■ The problem
Give only the number of lines that contain the word "ottico".

Source data
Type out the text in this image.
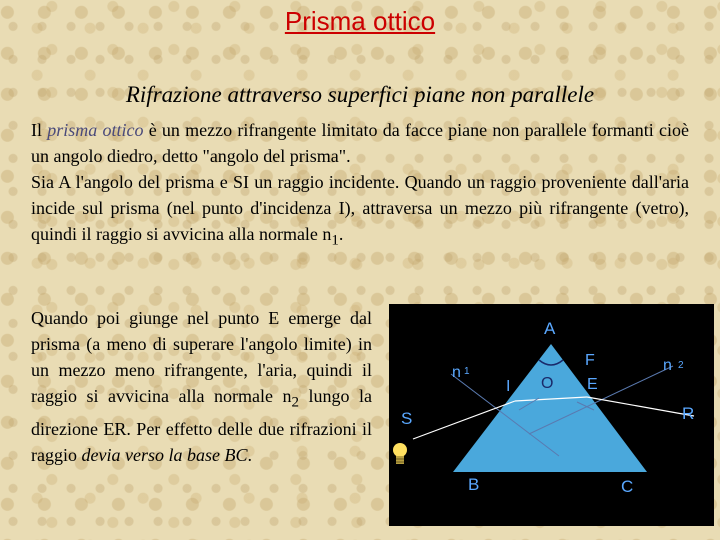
Prisma ottico
Rifrazione attraverso superfici piane non parallele
Il prisma ottico è un mezzo rifrangente limitato da facce piane non parallele formanti cioè un angolo diedro, detto "angolo del prisma".
Sia A l'angolo del prisma e SI un raggio incidente. Quando un raggio proveniente dall'aria incide sul prisma (nel punto d'incidenza I), attraversa un mezzo più rifrangente (vetro), quindi il raggio si avvicina alla normale $n_1$.
Quando poi giunge nel punto E emerge dal prisma (a meno di superare l'angolo limite) in un mezzo meno rifrangente, l'aria, quindi il raggio si avvicina alla normale $n_2$ lungo la direzione ER. Per effetto delle due rifrazioni il raggio devia verso la base BC.
A
n 1	n 2
I O
F
E
S	R
B	C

■ Written response
2